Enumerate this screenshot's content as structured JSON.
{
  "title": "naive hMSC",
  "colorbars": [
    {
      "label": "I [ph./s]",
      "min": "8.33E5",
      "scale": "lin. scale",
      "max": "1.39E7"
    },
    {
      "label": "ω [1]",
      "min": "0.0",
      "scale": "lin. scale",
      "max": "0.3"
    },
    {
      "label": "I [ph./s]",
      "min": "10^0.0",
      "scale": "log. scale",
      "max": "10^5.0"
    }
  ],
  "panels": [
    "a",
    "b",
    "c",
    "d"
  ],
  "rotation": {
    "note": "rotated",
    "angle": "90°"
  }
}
········
Work to complete
Your task is to repeat each line of the material exactly.

Problem solution
Enumerate this screenshot's content as structured JSON.
{
  "title": "naive hMSC",
  "colorbars": [
    {
      "label": "I [ph./s]",
      "min": "8.33E5",
      "scale": "lin. scale",
      "max": "1.39E7"
    },
    {
      "label": "ω [1]",
      "min": "0.0",
      "scale": "lin. scale",
      "max": "0.3"
    },
    {
      "label": "I [ph./s]",
      "min": "10^0.0",
      "scale": "log. scale",
      "max": "10^5.0"
    }
  ],
  "panels": [
    "a",
    "b",
    "c",
    "d"
  ],
  "rotation": {
    "note": "rotated",
    "angle": "90°"
  }
}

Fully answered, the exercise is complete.